Working data:
•••••
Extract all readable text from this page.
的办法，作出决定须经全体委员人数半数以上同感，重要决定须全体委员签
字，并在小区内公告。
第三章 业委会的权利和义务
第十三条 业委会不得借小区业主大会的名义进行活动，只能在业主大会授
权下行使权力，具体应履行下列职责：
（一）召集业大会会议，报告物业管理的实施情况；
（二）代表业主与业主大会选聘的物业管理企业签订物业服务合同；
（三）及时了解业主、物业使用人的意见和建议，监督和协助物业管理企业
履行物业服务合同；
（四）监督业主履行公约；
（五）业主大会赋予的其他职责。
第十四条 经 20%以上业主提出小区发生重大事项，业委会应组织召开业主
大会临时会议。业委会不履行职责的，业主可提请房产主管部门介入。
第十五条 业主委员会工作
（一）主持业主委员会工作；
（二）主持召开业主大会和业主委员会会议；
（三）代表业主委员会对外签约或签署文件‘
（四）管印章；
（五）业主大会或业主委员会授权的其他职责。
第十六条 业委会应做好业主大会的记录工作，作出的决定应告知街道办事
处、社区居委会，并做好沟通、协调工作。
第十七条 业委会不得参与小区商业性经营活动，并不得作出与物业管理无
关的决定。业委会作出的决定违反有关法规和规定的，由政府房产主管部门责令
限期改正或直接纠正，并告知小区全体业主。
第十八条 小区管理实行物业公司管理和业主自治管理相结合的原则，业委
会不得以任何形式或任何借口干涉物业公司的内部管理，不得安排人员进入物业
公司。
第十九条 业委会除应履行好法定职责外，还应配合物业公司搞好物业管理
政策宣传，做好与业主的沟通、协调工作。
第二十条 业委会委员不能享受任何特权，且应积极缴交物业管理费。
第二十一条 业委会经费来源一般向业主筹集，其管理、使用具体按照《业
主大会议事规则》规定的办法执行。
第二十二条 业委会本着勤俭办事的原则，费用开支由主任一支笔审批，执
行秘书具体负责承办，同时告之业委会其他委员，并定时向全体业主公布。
•••••
What needs to be done: Copy all lines from the material that include "协调工作".

The result:
处、社区居委会，并做好沟通、协调工作。
政策宣传，做好与业主的沟通、协调工作。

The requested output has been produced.